(Data excerpts)
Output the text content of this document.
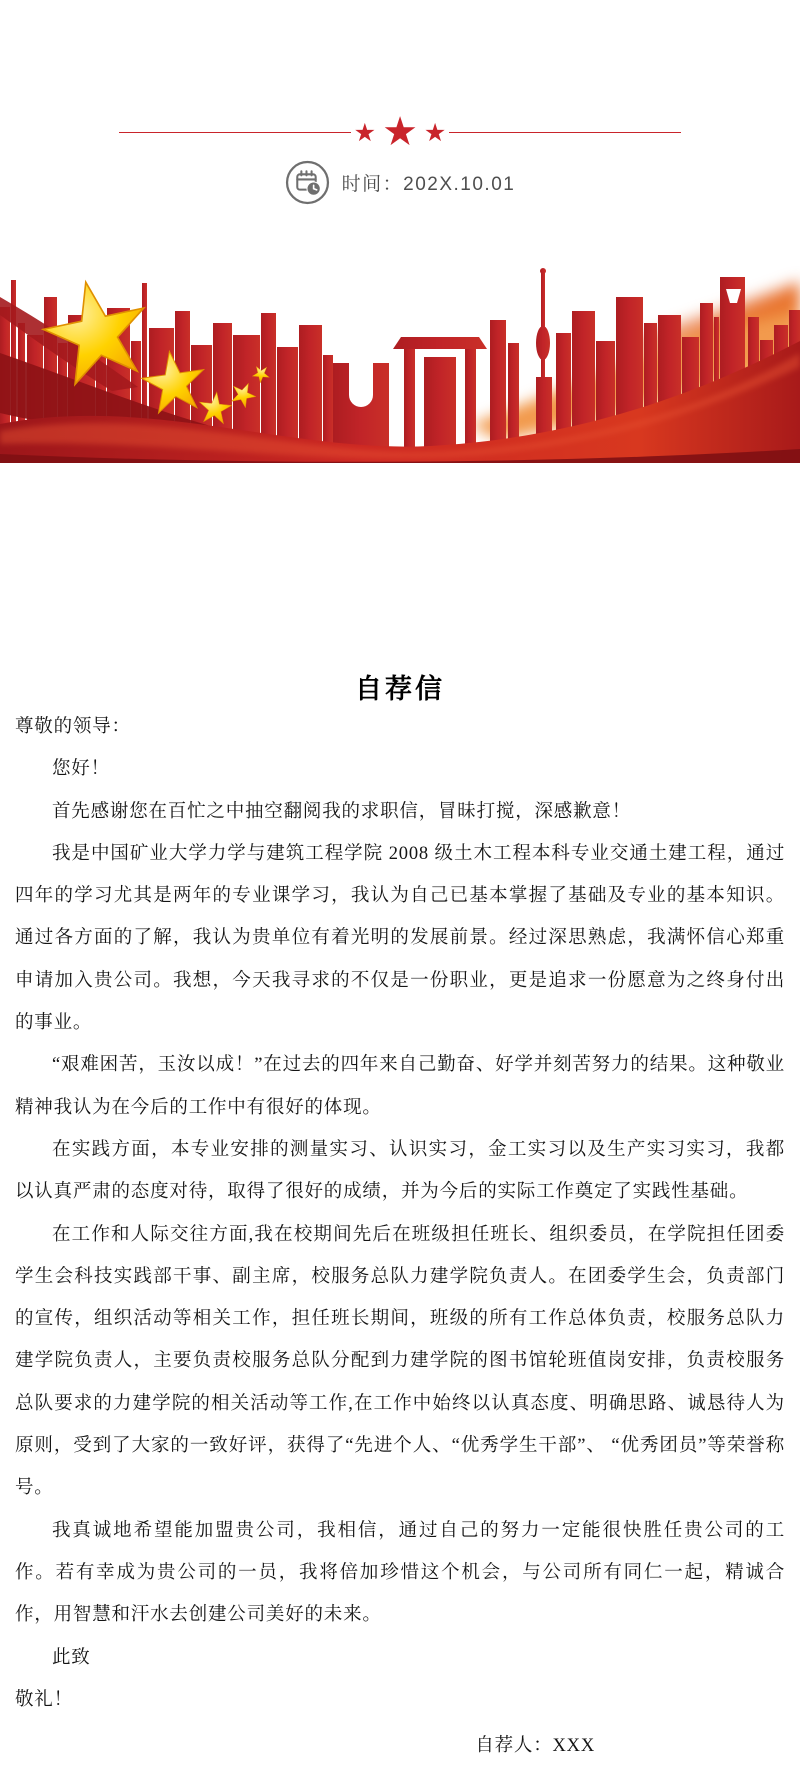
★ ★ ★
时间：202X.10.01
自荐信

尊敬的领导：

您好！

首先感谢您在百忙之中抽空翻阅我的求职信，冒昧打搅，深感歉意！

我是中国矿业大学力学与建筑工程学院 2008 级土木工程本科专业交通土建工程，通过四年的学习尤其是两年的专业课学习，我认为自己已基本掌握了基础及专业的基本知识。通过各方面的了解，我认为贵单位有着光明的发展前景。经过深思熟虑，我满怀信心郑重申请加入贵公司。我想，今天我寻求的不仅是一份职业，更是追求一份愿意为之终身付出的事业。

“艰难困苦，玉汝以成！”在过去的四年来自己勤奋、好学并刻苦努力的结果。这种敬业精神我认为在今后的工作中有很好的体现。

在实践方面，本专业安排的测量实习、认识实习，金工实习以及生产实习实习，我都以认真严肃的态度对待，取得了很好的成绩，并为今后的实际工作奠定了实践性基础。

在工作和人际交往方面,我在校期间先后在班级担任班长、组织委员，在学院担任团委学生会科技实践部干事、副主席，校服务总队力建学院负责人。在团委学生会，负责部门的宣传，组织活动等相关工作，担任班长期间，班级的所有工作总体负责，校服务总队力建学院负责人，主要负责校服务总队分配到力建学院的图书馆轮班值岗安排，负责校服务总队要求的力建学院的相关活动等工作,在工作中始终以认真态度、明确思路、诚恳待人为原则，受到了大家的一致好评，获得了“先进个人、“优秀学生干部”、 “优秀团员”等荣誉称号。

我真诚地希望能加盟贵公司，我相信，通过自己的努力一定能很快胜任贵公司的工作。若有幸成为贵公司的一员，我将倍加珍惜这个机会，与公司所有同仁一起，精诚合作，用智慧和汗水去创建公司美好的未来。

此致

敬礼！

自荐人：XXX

**Task goal**
Leave the pictures out and reproduce each record exactly as written.

**Solution**
Output the text content of this document.
★ ★ ★
时间：202X.10.01
自荐信

尊敬的领导：

您好！

首先感谢您在百忙之中抽空翻阅我的求职信，冒昧打搅，深感歉意！

我是中国矿业大学力学与建筑工程学院 2008 级土木工程本科专业交通土建工程，通过四年的学习尤其是两年的专业课学习，我认为自己已基本掌握了基础及专业的基本知识。通过各方面的了解，我认为贵单位有着光明的发展前景。经过深思熟虑，我满怀信心郑重申请加入贵公司。我想，今天我寻求的不仅是一份职业，更是追求一份愿意为之终身付出的事业。

“艰难困苦，玉汝以成！”在过去的四年来自己勤奋、好学并刻苦努力的结果。这种敬业精神我认为在今后的工作中有很好的体现。

在实践方面，本专业安排的测量实习、认识实习，金工实习以及生产实习实习，我都以认真严肃的态度对待，取得了很好的成绩，并为今后的实际工作奠定了实践性基础。

在工作和人际交往方面,我在校期间先后在班级担任班长、组织委员，在学院担任团委学生会科技实践部干事、副主席，校服务总队力建学院负责人。在团委学生会，负责部门的宣传，组织活动等相关工作，担任班长期间，班级的所有工作总体负责，校服务总队力建学院负责人，主要负责校服务总队分配到力建学院的图书馆轮班值岗安排，负责校服务总队要求的力建学院的相关活动等工作,在工作中始终以认真态度、明确思路、诚恳待人为原则，受到了大家的一致好评，获得了“先进个人、“优秀学生干部”、 “优秀团员”等荣誉称号。

我真诚地希望能加盟贵公司，我相信，通过自己的努力一定能很快胜任贵公司的工作。若有幸成为贵公司的一员，我将倍加珍惜这个机会，与公司所有同仁一起，精诚合作，用智慧和汗水去创建公司美好的未来。

此致

敬礼！

自荐人：XXX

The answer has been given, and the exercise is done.